### Work to be completed
Find and copy every line in the records that includes the string "pertussis".

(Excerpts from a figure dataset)
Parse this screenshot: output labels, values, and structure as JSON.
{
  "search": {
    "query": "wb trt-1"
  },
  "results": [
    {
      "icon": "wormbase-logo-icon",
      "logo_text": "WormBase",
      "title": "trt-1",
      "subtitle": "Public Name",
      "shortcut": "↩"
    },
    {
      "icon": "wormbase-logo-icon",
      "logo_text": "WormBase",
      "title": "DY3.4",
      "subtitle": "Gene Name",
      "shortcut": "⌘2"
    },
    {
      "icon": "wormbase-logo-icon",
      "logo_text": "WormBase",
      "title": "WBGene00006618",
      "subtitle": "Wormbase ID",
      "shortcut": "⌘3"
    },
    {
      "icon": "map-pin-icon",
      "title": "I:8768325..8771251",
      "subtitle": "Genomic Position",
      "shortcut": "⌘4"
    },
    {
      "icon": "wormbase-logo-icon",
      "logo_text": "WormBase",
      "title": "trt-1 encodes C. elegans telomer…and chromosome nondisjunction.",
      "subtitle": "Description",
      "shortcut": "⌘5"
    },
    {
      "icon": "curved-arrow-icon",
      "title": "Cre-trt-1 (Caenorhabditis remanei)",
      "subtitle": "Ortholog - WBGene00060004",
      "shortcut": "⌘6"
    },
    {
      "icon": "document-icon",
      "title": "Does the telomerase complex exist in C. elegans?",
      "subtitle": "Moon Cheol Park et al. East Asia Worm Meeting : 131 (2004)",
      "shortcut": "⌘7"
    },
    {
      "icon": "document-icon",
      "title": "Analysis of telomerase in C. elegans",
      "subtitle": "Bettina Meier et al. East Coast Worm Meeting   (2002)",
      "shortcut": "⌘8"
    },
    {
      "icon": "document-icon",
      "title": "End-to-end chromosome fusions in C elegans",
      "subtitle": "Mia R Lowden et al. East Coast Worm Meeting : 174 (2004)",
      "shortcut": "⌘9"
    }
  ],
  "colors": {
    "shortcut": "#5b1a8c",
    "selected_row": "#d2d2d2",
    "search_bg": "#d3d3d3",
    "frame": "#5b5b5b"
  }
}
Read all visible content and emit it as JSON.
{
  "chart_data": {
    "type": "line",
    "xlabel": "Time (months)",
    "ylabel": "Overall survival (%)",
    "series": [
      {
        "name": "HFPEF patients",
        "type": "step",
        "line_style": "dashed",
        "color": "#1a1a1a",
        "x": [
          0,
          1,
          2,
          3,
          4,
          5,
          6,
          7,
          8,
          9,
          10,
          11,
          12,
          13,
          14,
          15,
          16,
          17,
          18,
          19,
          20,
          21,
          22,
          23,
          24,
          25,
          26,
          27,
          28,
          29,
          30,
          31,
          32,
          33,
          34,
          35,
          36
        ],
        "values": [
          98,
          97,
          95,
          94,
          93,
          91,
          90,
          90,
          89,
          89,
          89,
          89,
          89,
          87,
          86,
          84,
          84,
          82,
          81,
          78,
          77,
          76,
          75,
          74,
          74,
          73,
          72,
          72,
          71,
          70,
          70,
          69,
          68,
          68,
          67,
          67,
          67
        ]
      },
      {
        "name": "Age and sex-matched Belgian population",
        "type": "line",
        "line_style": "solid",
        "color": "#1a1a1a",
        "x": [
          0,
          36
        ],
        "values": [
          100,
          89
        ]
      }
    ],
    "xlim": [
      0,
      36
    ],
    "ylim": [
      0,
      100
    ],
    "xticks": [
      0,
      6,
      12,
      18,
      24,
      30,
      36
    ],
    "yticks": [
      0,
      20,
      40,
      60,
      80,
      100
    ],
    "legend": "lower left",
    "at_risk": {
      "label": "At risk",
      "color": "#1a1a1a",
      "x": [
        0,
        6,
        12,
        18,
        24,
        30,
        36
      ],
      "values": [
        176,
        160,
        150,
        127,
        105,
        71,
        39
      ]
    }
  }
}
--
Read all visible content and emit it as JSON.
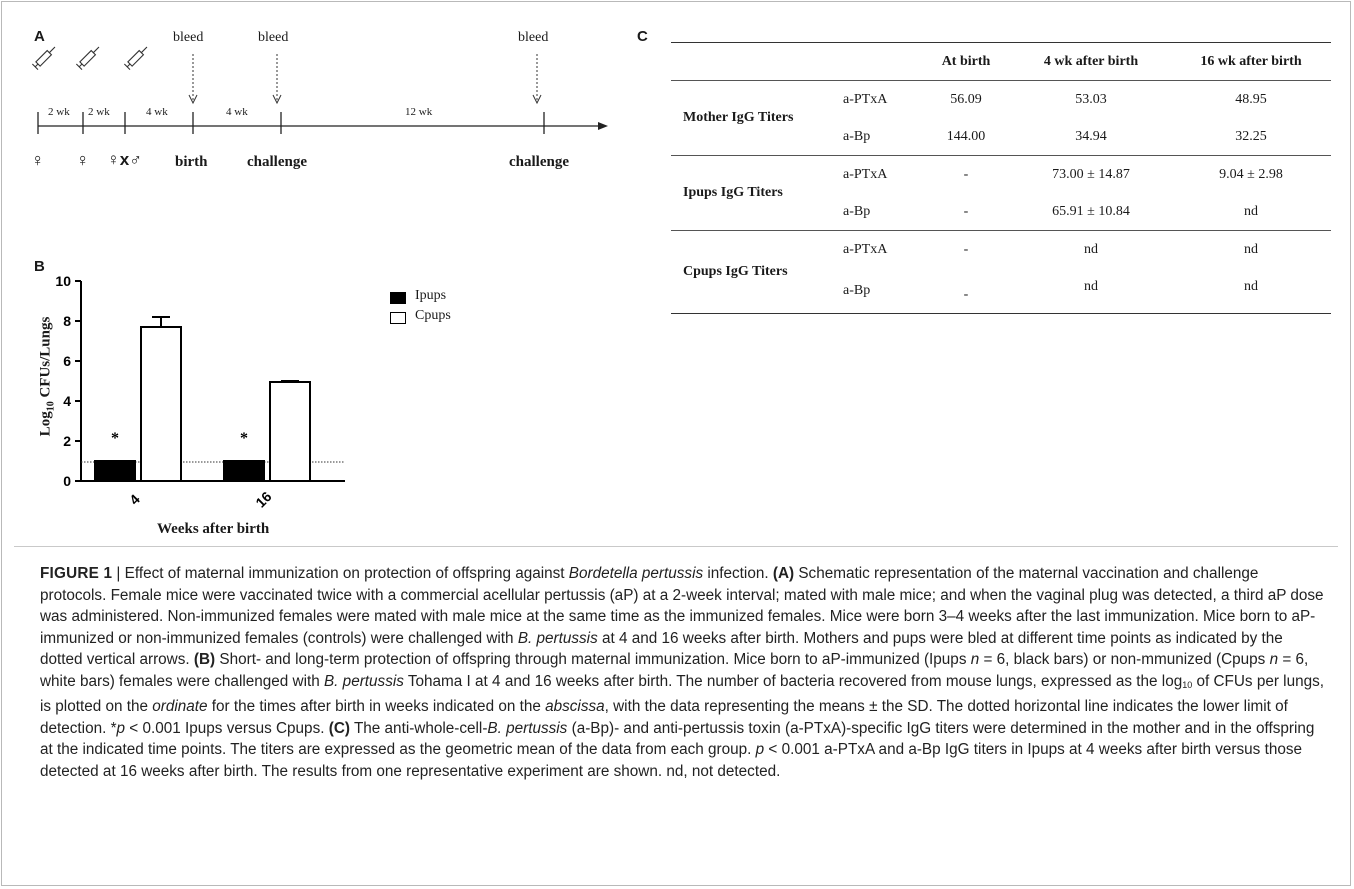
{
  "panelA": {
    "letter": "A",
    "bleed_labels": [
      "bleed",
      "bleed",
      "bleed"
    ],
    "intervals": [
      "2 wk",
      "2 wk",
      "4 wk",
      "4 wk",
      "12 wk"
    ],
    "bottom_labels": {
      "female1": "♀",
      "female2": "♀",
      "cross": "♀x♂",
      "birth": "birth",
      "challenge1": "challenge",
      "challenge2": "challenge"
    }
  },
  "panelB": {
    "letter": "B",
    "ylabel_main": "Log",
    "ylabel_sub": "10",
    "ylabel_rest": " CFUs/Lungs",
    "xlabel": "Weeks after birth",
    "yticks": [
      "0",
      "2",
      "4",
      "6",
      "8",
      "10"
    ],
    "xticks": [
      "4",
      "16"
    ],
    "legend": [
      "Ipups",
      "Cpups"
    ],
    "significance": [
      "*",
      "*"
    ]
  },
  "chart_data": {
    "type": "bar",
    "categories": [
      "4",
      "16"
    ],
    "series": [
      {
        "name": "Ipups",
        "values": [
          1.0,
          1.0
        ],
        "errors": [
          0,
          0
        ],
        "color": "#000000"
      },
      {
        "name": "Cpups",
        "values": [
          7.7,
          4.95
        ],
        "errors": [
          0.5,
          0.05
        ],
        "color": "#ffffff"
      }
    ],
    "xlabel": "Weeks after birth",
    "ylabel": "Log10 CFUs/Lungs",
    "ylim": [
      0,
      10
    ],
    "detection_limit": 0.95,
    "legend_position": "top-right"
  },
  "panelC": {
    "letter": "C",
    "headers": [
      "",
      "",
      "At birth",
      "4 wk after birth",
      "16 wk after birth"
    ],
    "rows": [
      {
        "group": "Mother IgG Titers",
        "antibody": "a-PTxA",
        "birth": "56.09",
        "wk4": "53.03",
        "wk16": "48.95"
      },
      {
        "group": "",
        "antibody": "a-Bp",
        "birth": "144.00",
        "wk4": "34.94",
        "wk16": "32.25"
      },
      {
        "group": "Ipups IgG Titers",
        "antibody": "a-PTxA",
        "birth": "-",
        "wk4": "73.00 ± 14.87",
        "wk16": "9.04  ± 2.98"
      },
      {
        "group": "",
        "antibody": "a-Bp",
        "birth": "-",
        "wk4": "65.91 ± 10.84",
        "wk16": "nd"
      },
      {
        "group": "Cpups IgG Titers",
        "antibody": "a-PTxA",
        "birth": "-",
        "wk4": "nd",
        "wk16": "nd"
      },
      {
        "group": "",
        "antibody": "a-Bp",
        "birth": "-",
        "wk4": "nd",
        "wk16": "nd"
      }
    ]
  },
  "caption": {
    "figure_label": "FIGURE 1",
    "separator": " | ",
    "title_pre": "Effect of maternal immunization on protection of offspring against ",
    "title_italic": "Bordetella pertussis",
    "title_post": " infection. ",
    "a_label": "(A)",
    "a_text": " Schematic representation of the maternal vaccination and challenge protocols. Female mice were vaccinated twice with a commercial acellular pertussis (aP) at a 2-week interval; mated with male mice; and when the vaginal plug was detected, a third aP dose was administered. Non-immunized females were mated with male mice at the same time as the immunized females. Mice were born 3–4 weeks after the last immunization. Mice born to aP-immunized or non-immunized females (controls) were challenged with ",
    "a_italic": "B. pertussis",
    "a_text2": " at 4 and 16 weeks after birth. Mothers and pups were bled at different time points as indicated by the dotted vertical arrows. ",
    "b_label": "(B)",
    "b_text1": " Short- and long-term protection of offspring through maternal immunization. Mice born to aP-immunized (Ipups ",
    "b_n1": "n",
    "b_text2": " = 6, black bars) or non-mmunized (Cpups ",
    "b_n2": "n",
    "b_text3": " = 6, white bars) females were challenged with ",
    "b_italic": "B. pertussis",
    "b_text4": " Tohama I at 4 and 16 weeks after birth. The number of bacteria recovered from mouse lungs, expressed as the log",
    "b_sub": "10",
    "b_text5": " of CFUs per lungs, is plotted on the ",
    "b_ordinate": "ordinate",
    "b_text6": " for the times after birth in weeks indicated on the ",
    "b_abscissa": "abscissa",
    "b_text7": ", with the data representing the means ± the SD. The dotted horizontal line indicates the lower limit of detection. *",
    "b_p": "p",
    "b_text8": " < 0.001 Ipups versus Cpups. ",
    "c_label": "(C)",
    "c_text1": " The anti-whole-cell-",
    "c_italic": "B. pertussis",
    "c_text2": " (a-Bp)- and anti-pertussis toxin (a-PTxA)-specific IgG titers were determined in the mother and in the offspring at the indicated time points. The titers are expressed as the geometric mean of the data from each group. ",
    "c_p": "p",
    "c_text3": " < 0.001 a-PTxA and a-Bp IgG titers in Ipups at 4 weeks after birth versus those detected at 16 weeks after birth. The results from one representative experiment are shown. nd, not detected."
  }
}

### Written reply
    "title_italic": "Bordetella pertussis",
    "a_text": " Schematic representation of the maternal vaccination and challenge protocols. Female mice were vaccinated twice with a commercial acellular pertussis (aP) at a 2-week interval; mated with male mice; and when the vaginal plug was detected, a third aP dose was administered. Non-immunized females were mated with male mice at the same time as the immunized females. Mice were born 3–4 weeks after the last immunization. Mice born to aP-immunized or non-immunized females (controls) were challenged with ",
    "a_italic": "B. pertussis",
    "b_italic": "B. pertussis",
    "c_italic": "B. pertussis",
    "c_text2": " (a-Bp)- and anti-pertussis toxin (a-PTxA)-specific IgG titers were determined in the mother and in the offspring at the indicated time points. The titers are expressed as the geometric mean of the data from each group. ",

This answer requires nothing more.